— Goal of the exercise —
Reproduce the lines below word for word, all of them, leaving out the pictures.

— Input —
⟨

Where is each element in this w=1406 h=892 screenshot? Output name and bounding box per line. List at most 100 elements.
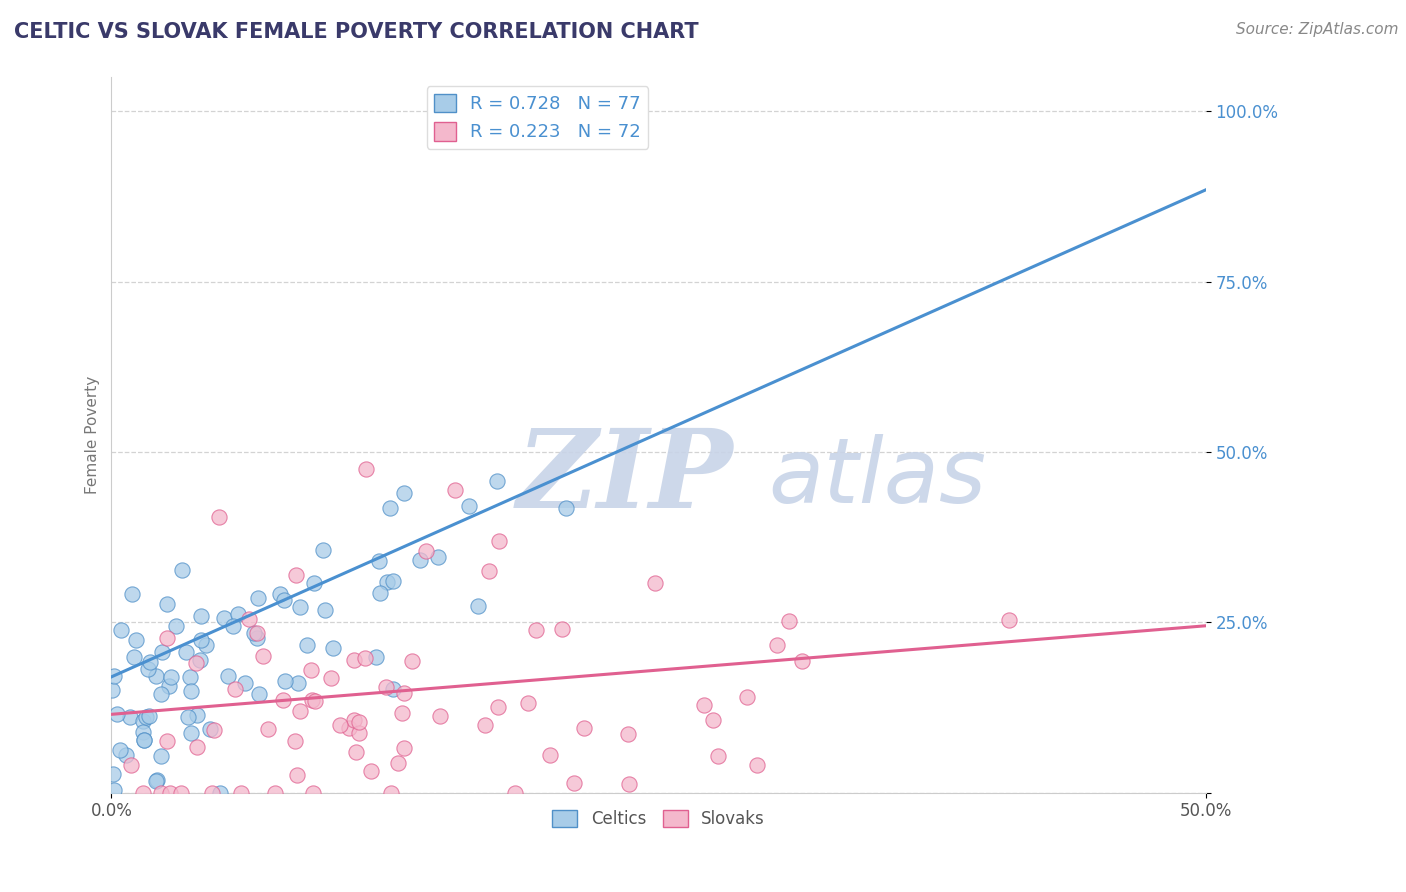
Point [387, 756, 409, 770]
Point [256, 722, 278, 736]
Point [392, 486, 415, 500]
Point [392, 741, 415, 756]
Point [790, 654, 813, 668]
Point [110, 623, 132, 637]
Point [343, 713, 366, 727]
Point [246, 626, 269, 640]
Point [458, 500, 481, 514]
Point [429, 709, 451, 723]
Point [156, 733, 179, 747]
Point [246, 591, 269, 606]
Point [745, 758, 768, 772]
Point [214, 611, 236, 625]
Point [124, 632, 146, 647]
Point [613, 118, 636, 132]
Point [156, 597, 179, 611]
Point [347, 726, 370, 740]
Point [103, 783, 125, 797]
Point [329, 718, 352, 732]
Point [132, 714, 155, 729]
Text: atlas: atlas [768, 434, 986, 522]
Point [321, 671, 343, 685]
Point [145, 774, 167, 789]
Point [170, 786, 193, 800]
Point [444, 483, 467, 497]
Point [285, 767, 308, 781]
Point [706, 749, 728, 764]
Point [301, 663, 323, 677]
Point [145, 668, 167, 682]
Point [269, 587, 291, 601]
Point [122, 650, 145, 665]
Point [562, 776, 585, 790]
Point [228, 607, 250, 622]
Point [301, 693, 323, 707]
Point [246, 631, 269, 645]
Point [105, 707, 128, 722]
Point [488, 533, 510, 548]
Point [222, 619, 245, 633]
Point [347, 715, 370, 730]
Point [101, 683, 124, 698]
Point [343, 653, 366, 667]
Point [503, 786, 526, 800]
Point [201, 786, 224, 800]
Point [693, 698, 716, 713]
Point [290, 704, 312, 718]
Point [486, 699, 509, 714]
Point [115, 747, 138, 762]
Point [224, 681, 246, 696]
Point [132, 733, 155, 747]
Point [186, 707, 208, 722]
Point [378, 500, 401, 515]
Point [134, 732, 156, 747]
Point [427, 550, 450, 565]
Point [217, 669, 239, 683]
Point [360, 764, 382, 779]
Point [264, 786, 287, 800]
Point [271, 692, 294, 706]
Point [478, 564, 501, 578]
Point [401, 654, 423, 668]
Point [184, 657, 207, 671]
Point [190, 609, 212, 624]
Point [617, 727, 640, 741]
Point [165, 618, 187, 632]
Point [150, 786, 173, 800]
Point [138, 662, 160, 676]
Point [538, 747, 561, 762]
Point [179, 670, 201, 684]
Point [391, 706, 413, 720]
Point [229, 786, 252, 800]
Text: ZIP: ZIP [516, 425, 733, 532]
Point [287, 676, 309, 690]
Point [190, 653, 212, 667]
Point [367, 554, 389, 568]
Point [485, 474, 508, 488]
Point [380, 786, 402, 800]
Point [186, 739, 208, 754]
Point [304, 694, 326, 708]
Point [120, 758, 142, 772]
Point [284, 567, 307, 582]
Point [110, 743, 132, 757]
Point [233, 675, 256, 690]
Point [139, 655, 162, 669]
Point [177, 710, 200, 724]
Point [174, 645, 197, 659]
Point [344, 745, 367, 759]
Point [159, 680, 181, 694]
Legend: Celtics, Slovaks: Celtics, Slovaks [546, 803, 772, 834]
Point [467, 599, 489, 613]
Point [138, 708, 160, 723]
Point [274, 674, 297, 689]
Point [247, 687, 270, 701]
Point [516, 696, 538, 710]
Point [354, 651, 377, 665]
Point [150, 645, 173, 659]
Point [118, 710, 141, 724]
Point [103, 669, 125, 683]
Point [644, 575, 666, 590]
Point [135, 710, 157, 724]
Point [159, 786, 181, 800]
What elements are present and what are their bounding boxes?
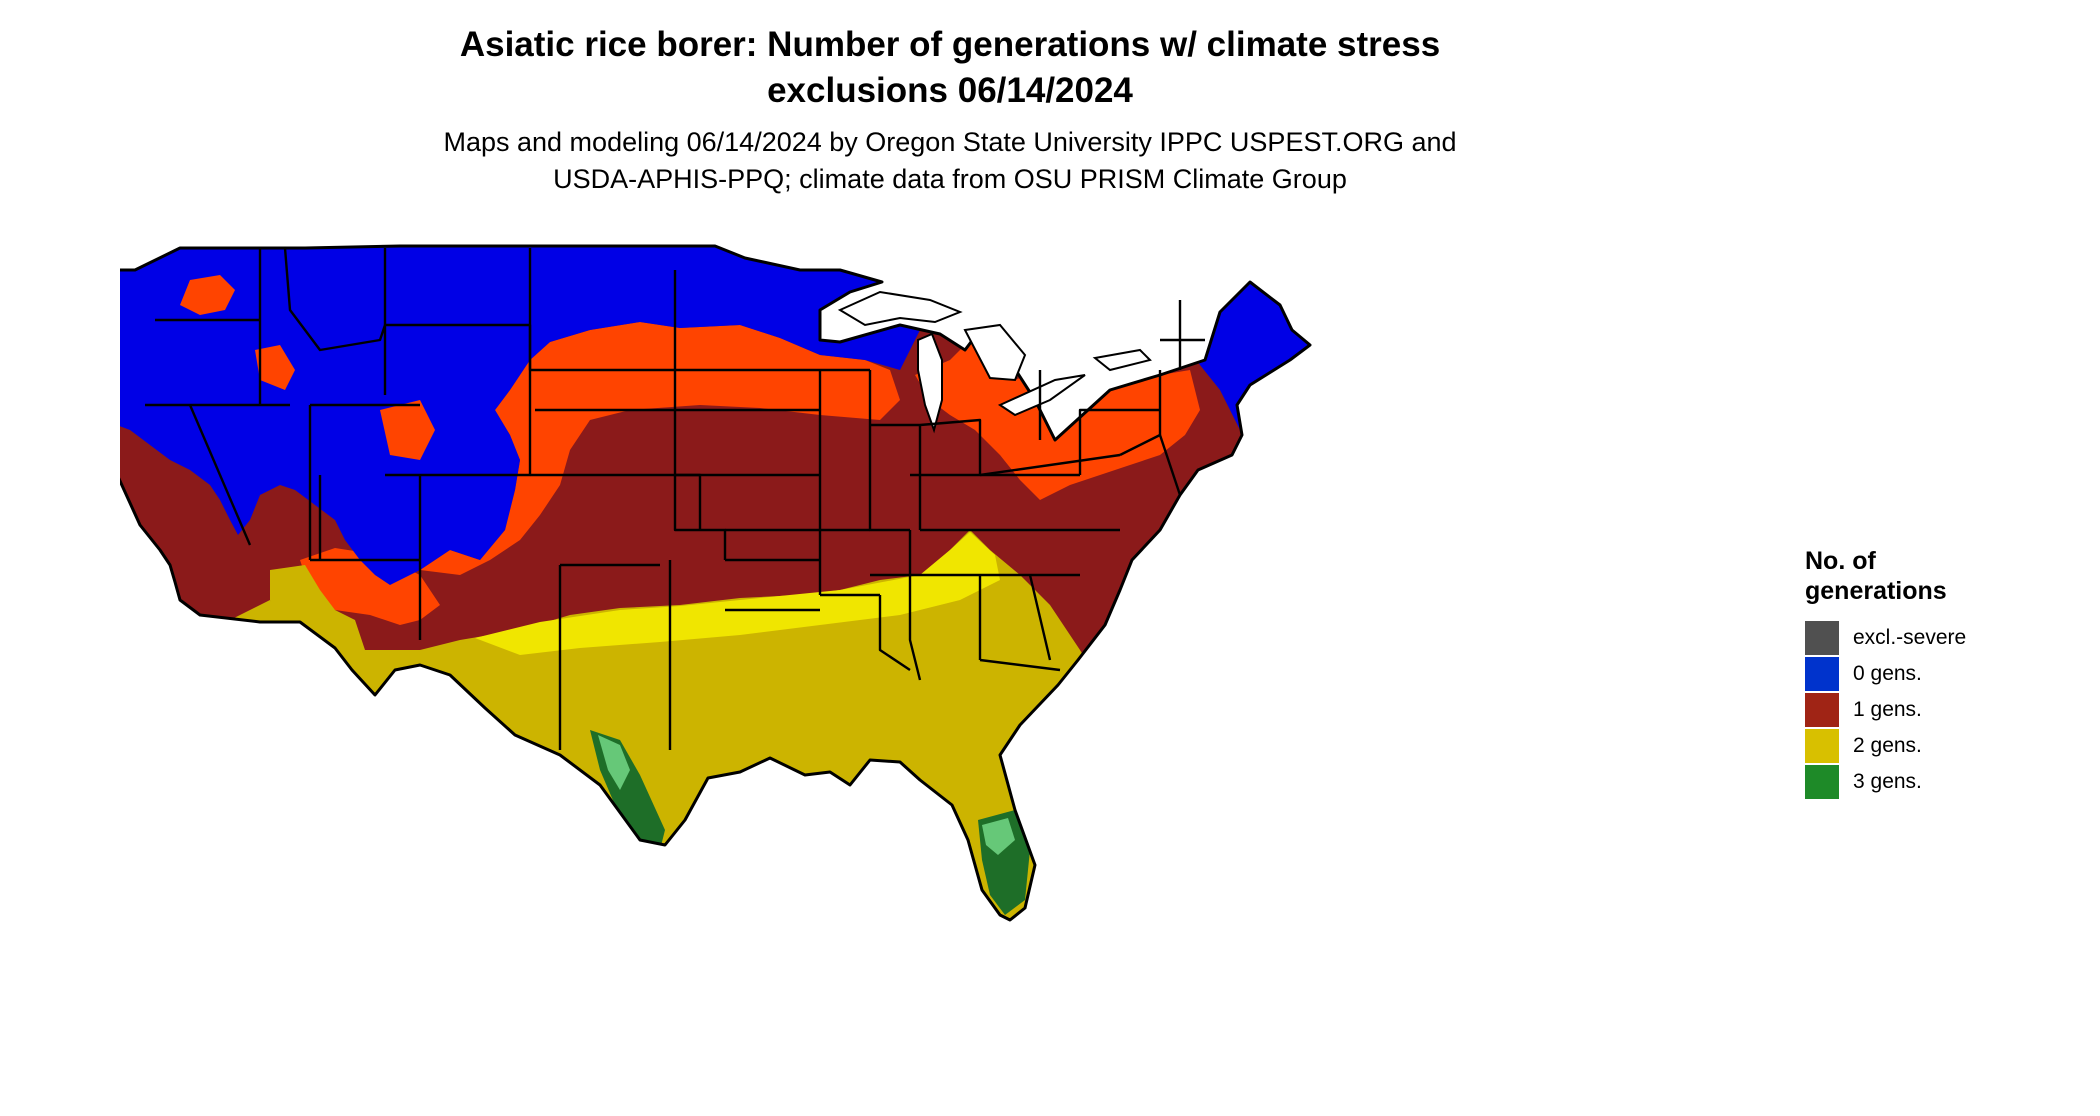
legend-label-excl-severe: excl.-severe (1853, 626, 1967, 649)
two-gen-zone-south (120, 530, 1270, 920)
one-gen-light-patch-utah (380, 400, 435, 460)
legend-item-3-gens: 3 gens. (1805, 764, 2005, 800)
legend-swatch-3-gens (1805, 765, 1839, 799)
legend-swatch-2-gens (1805, 729, 1839, 763)
lake-michigan (917, 332, 943, 434)
lake-ontario (1092, 348, 1152, 372)
legend-swatch-0-gens (1805, 657, 1839, 691)
map-title: Asiatic rice borer: Number of generation… (0, 22, 1900, 114)
legend-label-0-gens: 0 gens. (1853, 662, 1922, 685)
legend-items: excl.-severe 0 gens. 1 gens. 2 gens. 3 g… (1805, 620, 2005, 800)
legend-label-1-gens: 1 gens. (1853, 698, 1922, 721)
subtitle-line-1: Maps and modeling 06/14/2024 by Oregon S… (443, 127, 1457, 157)
one-gen-light-band-west (420, 322, 900, 575)
legend-item-2-gens: 2 gens. (1805, 728, 2005, 764)
legend-label-2-gens: 2 gens. (1853, 734, 1922, 757)
three-gen-light-south-florida (982, 818, 1015, 855)
lake-huron (963, 323, 1027, 382)
legend-item-0-gens: 0 gens. (1805, 656, 2005, 692)
map-subtitle: Maps and modeling 06/14/2024 by Oregon S… (0, 124, 1900, 198)
legend: No. of generations excl.-severe 0 gens. … (1805, 546, 2005, 800)
title-line-1: Asiatic rice borer: Number of generation… (459, 25, 1441, 64)
lake-erie (997, 374, 1086, 417)
one-gen-light-patch-idaho (255, 345, 295, 390)
three-gen-light-south-texas (598, 735, 630, 790)
us-generations-map (120, 244, 1312, 922)
subtitle-line-2: USDA-APHIS-PPQ; climate data from OSU PR… (553, 164, 1347, 194)
state-borders (145, 247, 1205, 750)
legend-title: No. of generations (1805, 546, 2005, 606)
legend-item-excl-severe: excl.-severe (1805, 620, 2005, 656)
two-gen-light-band (475, 532, 1000, 655)
lake-superior (837, 290, 963, 327)
title-line-2: exclusions 06/14/2024 (767, 71, 1133, 110)
one-gen-light-band-southwest (300, 548, 440, 625)
zero-gen-zone-adirondacks (1105, 310, 1140, 345)
legend-title-line-1: No. of (1805, 547, 1876, 575)
legend-swatch-excl-severe (1805, 621, 1839, 655)
legend-item-1-gens: 1 gens. (1805, 692, 2005, 728)
legend-swatch-1-gens (1805, 693, 1839, 727)
one-gen-light-patch-pnw (180, 275, 235, 315)
legend-title-line-2: generations (1805, 577, 1947, 605)
country-outline (120, 244, 1312, 922)
zero-gen-zone-northwest (120, 246, 1310, 585)
legend-label-3-gens: 3 gens. (1853, 770, 1922, 793)
two-gen-zone-desert-southwest (270, 565, 365, 670)
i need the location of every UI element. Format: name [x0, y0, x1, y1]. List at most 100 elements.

⟩

— Exercise result —
Where is each element in this w=1406 h=892 screenshot? Output name and bounding box per line. List at most 100 elements.
Point [387, 756, 409, 770]
Point [256, 722, 278, 736]
Point [392, 486, 415, 500]
Point [392, 741, 415, 756]
Point [790, 654, 813, 668]
Point [110, 623, 132, 637]
Point [343, 713, 366, 727]
Point [246, 626, 269, 640]
Point [458, 500, 481, 514]
Point [429, 709, 451, 723]
Point [156, 733, 179, 747]
Point [246, 591, 269, 606]
Point [745, 758, 768, 772]
Point [214, 611, 236, 625]
Point [124, 632, 146, 647]
Point [613, 118, 636, 132]
Point [156, 597, 179, 611]
Point [347, 726, 370, 740]
Point [103, 783, 125, 797]
Point [329, 718, 352, 732]
Point [132, 714, 155, 729]
Text: atlas: atlas [768, 434, 986, 522]
Point [321, 671, 343, 685]
Point [145, 774, 167, 789]
Point [170, 786, 193, 800]
Point [444, 483, 467, 497]
Point [285, 767, 308, 781]
Point [706, 749, 728, 764]
Point [301, 663, 323, 677]
Point [145, 668, 167, 682]
Point [269, 587, 291, 601]
Point [122, 650, 145, 665]
Point [562, 776, 585, 790]
Point [228, 607, 250, 622]
Point [301, 693, 323, 707]
Point [246, 631, 269, 645]
Point [105, 707, 128, 722]
Point [488, 533, 510, 548]
Point [222, 619, 245, 633]
Point [347, 715, 370, 730]
Point [101, 683, 124, 698]
Point [343, 653, 366, 667]
Point [503, 786, 526, 800]
Point [201, 786, 224, 800]
Point [693, 698, 716, 713]
Point [290, 704, 312, 718]
Point [486, 699, 509, 714]
Point [115, 747, 138, 762]
Point [224, 681, 246, 696]
Point [132, 733, 155, 747]
Point [186, 707, 208, 722]
Point [378, 500, 401, 515]
Point [134, 732, 156, 747]
Point [427, 550, 450, 565]
Point [217, 669, 239, 683]
Point [360, 764, 382, 779]
Point [264, 786, 287, 800]
Point [271, 692, 294, 706]
Point [478, 564, 501, 578]
Point [401, 654, 423, 668]
Point [184, 657, 207, 671]
Point [190, 609, 212, 624]
Point [617, 727, 640, 741]
Point [165, 618, 187, 632]
Point [150, 786, 173, 800]
Point [138, 662, 160, 676]
Point [538, 747, 561, 762]
Point [179, 670, 201, 684]
Point [391, 706, 413, 720]
Point [229, 786, 252, 800]
Text: ZIP: ZIP [516, 425, 733, 532]
Point [287, 676, 309, 690]
Point [190, 653, 212, 667]
Point [367, 554, 389, 568]
Point [485, 474, 508, 488]
Point [380, 786, 402, 800]
Point [186, 739, 208, 754]
Point [304, 694, 326, 708]
Point [120, 758, 142, 772]
Point [284, 567, 307, 582]
Point [110, 743, 132, 757]
Point [233, 675, 256, 690]
Point [139, 655, 162, 669]
Point [177, 710, 200, 724]
Point [174, 645, 197, 659]
Point [344, 745, 367, 759]
Point [159, 680, 181, 694]
Legend: Celtics, Slovaks: Celtics, Slovaks [546, 803, 772, 834]
Point [467, 599, 489, 613]
Point [138, 708, 160, 723]
Point [274, 674, 297, 689]
Point [247, 687, 270, 701]
Point [516, 696, 538, 710]
Point [354, 651, 377, 665]
Point [150, 645, 173, 659]
Point [118, 710, 141, 724]
Point [103, 669, 125, 683]
Point [644, 575, 666, 590]
Point [135, 710, 157, 724]
Point [159, 786, 181, 800]
What elements are present and what are their bounding boxes?
legend-label-excl-severe: excl.-severe (1853, 626, 1967, 649)
two-gen-zone-south (120, 530, 1270, 920)
one-gen-light-patch-utah (380, 400, 435, 460)
legend-item-3-gens: 3 gens. (1805, 764, 2005, 800)
legend-swatch-3-gens (1805, 765, 1839, 799)
legend-swatch-2-gens (1805, 729, 1839, 763)
lake-michigan (917, 332, 943, 434)
lake-ontario (1092, 348, 1152, 372)
legend-swatch-0-gens (1805, 657, 1839, 691)
map-title: Asiatic rice borer: Number of generation… (0, 22, 1900, 114)
legend-label-0-gens: 0 gens. (1853, 662, 1922, 685)
legend-items: excl.-severe 0 gens. 1 gens. 2 gens. 3 g… (1805, 620, 2005, 800)
legend-label-1-gens: 1 gens. (1853, 698, 1922, 721)
subtitle-line-1: Maps and modeling 06/14/2024 by Oregon S… (443, 127, 1457, 157)
one-gen-light-band-west (420, 322, 900, 575)
legend-item-2-gens: 2 gens. (1805, 728, 2005, 764)
legend-label-2-gens: 2 gens. (1853, 734, 1922, 757)
three-gen-light-south-florida (982, 818, 1015, 855)
lake-huron (963, 323, 1027, 382)
legend-item-0-gens: 0 gens. (1805, 656, 2005, 692)
map-subtitle: Maps and modeling 06/14/2024 by Oregon S… (0, 124, 1900, 198)
legend: No. of generations excl.-severe 0 gens. … (1805, 546, 2005, 800)
title-line-1: Asiatic rice borer: Number of generation… (459, 25, 1441, 64)
lake-erie (997, 374, 1086, 417)
one-gen-light-patch-idaho (255, 345, 295, 390)
three-gen-light-south-texas (598, 735, 630, 790)
us-generations-map (120, 244, 1312, 922)
subtitle-line-2: USDA-APHIS-PPQ; climate data from OSU PR… (553, 164, 1347, 194)
state-borders (145, 247, 1205, 750)
legend-title: No. of generations (1805, 546, 2005, 606)
legend-item-excl-severe: excl.-severe (1805, 620, 2005, 656)
two-gen-light-band (475, 532, 1000, 655)
lake-superior (837, 290, 963, 327)
title-line-2: exclusions 06/14/2024 (767, 71, 1133, 110)
one-gen-light-band-southwest (300, 548, 440, 625)
zero-gen-zone-adirondacks (1105, 310, 1140, 345)
legend-title-line-1: No. of (1805, 547, 1876, 575)
legend-swatch-excl-severe (1805, 621, 1839, 655)
legend-item-1-gens: 1 gens. (1805, 692, 2005, 728)
legend-swatch-1-gens (1805, 693, 1839, 727)
one-gen-light-patch-pnw (180, 275, 235, 315)
legend-title-line-2: generations (1805, 577, 1947, 605)
country-outline (120, 244, 1312, 922)
zero-gen-zone-northwest (120, 246, 1310, 585)
legend-label-3-gens: 3 gens. (1853, 770, 1922, 793)
two-gen-zone-desert-southwest (270, 565, 365, 670)
i need the location of every UI element. Format: name [x0, y0, x1, y1]. List at most 100 elements.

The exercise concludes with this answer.